### Instruction:
Reproduce each line from the records that holds "컨트롤러".

### The records:
******************************

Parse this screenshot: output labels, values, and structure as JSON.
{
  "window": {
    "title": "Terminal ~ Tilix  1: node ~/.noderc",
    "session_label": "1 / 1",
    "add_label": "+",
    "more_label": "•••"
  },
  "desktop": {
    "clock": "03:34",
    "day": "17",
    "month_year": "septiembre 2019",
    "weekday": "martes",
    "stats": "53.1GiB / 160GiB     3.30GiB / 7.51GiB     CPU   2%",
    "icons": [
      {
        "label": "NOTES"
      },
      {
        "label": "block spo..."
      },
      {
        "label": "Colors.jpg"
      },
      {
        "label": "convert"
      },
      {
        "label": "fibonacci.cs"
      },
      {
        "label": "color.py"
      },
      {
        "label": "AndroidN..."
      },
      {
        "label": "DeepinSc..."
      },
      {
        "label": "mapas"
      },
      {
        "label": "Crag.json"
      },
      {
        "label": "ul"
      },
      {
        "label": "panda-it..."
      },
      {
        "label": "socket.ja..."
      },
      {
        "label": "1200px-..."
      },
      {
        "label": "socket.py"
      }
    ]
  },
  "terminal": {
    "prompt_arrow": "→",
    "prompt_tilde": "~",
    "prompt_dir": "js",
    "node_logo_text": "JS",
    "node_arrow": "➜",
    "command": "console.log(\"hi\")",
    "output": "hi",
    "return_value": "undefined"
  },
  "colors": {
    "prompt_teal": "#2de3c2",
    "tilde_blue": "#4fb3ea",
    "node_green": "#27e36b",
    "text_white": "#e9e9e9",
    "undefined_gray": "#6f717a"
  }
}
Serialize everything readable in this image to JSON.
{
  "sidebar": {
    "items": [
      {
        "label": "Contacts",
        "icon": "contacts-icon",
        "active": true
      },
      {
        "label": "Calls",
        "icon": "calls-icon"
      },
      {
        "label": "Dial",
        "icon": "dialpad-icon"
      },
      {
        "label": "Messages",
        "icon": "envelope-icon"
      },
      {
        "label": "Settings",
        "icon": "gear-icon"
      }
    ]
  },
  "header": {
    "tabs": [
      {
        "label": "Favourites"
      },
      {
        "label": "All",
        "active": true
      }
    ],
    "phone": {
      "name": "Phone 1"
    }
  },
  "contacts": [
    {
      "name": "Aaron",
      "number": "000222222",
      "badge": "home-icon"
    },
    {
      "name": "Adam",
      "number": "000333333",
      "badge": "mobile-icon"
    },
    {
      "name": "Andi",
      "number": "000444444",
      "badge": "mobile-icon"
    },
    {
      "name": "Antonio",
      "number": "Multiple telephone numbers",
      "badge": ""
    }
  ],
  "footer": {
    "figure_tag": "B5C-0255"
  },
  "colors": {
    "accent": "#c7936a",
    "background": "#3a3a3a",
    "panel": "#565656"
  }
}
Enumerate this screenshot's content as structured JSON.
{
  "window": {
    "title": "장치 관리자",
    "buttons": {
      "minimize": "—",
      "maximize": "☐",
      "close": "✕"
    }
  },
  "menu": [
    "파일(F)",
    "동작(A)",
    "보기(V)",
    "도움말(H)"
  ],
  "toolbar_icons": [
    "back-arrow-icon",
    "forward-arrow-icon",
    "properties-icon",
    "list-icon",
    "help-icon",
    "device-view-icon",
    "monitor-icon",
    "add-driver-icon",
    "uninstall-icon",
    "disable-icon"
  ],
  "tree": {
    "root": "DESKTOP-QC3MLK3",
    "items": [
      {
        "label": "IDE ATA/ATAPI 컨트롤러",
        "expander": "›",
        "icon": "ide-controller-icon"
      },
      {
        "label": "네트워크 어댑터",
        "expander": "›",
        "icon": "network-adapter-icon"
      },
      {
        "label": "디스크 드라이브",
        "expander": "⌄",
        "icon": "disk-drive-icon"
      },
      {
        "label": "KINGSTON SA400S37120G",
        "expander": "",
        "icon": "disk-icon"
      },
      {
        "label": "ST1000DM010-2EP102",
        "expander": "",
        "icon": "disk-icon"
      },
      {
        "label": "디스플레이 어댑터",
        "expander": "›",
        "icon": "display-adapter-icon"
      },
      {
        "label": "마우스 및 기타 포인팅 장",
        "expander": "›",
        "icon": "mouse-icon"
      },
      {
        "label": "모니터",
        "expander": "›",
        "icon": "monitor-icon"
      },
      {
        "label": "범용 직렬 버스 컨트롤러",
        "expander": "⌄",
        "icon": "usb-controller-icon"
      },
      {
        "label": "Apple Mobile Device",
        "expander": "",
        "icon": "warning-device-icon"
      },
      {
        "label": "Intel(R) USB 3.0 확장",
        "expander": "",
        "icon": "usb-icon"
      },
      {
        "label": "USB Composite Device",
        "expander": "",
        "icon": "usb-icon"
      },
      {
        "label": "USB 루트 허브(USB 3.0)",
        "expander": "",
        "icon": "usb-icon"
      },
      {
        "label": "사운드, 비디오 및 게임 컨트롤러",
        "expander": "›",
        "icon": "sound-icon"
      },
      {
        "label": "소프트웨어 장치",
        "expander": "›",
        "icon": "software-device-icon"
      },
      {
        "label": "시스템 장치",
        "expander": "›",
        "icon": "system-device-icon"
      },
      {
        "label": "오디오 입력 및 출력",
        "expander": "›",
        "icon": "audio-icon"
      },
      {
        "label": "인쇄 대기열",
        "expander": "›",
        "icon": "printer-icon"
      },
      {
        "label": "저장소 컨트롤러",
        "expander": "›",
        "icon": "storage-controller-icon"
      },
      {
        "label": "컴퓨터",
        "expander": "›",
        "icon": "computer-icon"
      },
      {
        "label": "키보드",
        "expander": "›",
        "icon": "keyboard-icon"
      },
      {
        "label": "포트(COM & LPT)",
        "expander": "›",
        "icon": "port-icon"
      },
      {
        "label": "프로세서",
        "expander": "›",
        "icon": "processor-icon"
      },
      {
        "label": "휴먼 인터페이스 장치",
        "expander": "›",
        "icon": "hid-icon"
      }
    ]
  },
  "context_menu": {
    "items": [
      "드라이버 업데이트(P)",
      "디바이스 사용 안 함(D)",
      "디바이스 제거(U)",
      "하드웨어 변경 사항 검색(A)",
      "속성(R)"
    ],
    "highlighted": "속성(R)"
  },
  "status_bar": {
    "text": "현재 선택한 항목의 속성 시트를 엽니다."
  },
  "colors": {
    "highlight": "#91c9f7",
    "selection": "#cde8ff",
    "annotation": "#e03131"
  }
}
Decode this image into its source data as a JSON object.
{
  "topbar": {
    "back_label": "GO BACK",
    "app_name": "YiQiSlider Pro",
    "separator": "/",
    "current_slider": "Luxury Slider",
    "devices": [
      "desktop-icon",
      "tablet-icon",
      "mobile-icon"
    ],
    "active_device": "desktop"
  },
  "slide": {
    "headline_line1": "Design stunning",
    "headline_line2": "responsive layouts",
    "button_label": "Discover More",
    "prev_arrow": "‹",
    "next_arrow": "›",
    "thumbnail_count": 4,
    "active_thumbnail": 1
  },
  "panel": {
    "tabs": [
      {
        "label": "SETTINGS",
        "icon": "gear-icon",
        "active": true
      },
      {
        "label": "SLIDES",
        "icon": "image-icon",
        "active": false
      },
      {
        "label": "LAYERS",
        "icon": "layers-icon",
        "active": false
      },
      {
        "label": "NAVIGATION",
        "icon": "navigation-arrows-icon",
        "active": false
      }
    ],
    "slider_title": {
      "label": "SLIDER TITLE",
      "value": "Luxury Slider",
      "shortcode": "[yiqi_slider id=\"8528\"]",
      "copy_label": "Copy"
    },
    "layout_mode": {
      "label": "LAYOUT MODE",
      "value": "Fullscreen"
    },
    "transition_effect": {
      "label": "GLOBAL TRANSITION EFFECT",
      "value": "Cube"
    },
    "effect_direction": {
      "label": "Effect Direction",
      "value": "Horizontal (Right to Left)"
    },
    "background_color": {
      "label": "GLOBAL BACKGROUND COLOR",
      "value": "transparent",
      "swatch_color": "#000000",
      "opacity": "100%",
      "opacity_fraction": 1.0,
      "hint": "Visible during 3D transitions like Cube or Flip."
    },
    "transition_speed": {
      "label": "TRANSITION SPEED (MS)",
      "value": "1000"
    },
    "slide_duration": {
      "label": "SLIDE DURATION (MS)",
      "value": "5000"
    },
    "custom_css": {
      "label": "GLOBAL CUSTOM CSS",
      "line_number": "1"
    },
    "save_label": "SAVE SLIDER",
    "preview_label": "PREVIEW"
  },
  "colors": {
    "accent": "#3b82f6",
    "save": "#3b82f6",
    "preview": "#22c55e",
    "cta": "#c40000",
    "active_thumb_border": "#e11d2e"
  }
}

******************************

### Exercise result:
        "label": "IDE ATA/ATAPI 컨트롤러",
        "label": "범용 직렬 버스 컨트롤러",
        "label": "사운드, 비디오 및 게임 컨트롤러",
        "label": "저장소 컨트롤러",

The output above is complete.